▶ [Written instruction]: Every entry below must appear again, exactly as written.

▶ [Record excerpts]:
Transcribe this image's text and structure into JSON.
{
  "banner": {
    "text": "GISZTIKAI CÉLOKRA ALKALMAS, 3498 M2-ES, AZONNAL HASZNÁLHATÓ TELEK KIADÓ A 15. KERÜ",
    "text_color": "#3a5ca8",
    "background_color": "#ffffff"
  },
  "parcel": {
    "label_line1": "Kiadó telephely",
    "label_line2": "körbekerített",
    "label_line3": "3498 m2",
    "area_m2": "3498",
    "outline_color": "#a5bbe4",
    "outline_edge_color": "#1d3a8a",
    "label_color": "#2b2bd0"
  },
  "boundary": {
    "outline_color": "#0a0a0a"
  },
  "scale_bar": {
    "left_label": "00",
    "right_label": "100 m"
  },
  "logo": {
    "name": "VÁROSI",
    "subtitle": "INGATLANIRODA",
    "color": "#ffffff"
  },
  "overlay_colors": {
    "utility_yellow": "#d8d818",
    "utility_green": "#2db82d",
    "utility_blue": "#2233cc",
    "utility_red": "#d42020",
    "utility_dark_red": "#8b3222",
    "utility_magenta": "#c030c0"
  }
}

▶ [Reply]:
Transcribe this image's text and structure into JSON.
{
  "banner": {
    "text": "GISZTIKAI CÉLOKRA ALKALMAS, 3498 M2-ES, AZONNAL HASZNÁLHATÓ TELEK KIADÓ A 15. KERÜ",
    "text_color": "#3a5ca8",
    "background_color": "#ffffff"
  },
  "parcel": {
    "label_line1": "Kiadó telephely",
    "label_line2": "körbekerített",
    "label_line3": "3498 m2",
    "area_m2": "3498",
    "outline_color": "#a5bbe4",
    "outline_edge_color": "#1d3a8a",
    "label_color": "#2b2bd0"
  },
  "boundary": {
    "outline_color": "#0a0a0a"
  },
  "scale_bar": {
    "left_label": "00",
    "right_label": "100 m"
  },
  "logo": {
    "name": "VÁROSI",
    "subtitle": "INGATLANIRODA",
    "color": "#ffffff"
  },
  "overlay_colors": {
    "utility_yellow": "#d8d818",
    "utility_green": "#2db82d",
    "utility_blue": "#2233cc",
    "utility_red": "#d42020",
    "utility_dark_red": "#8b3222",
    "utility_magenta": "#c030c0"
  }
}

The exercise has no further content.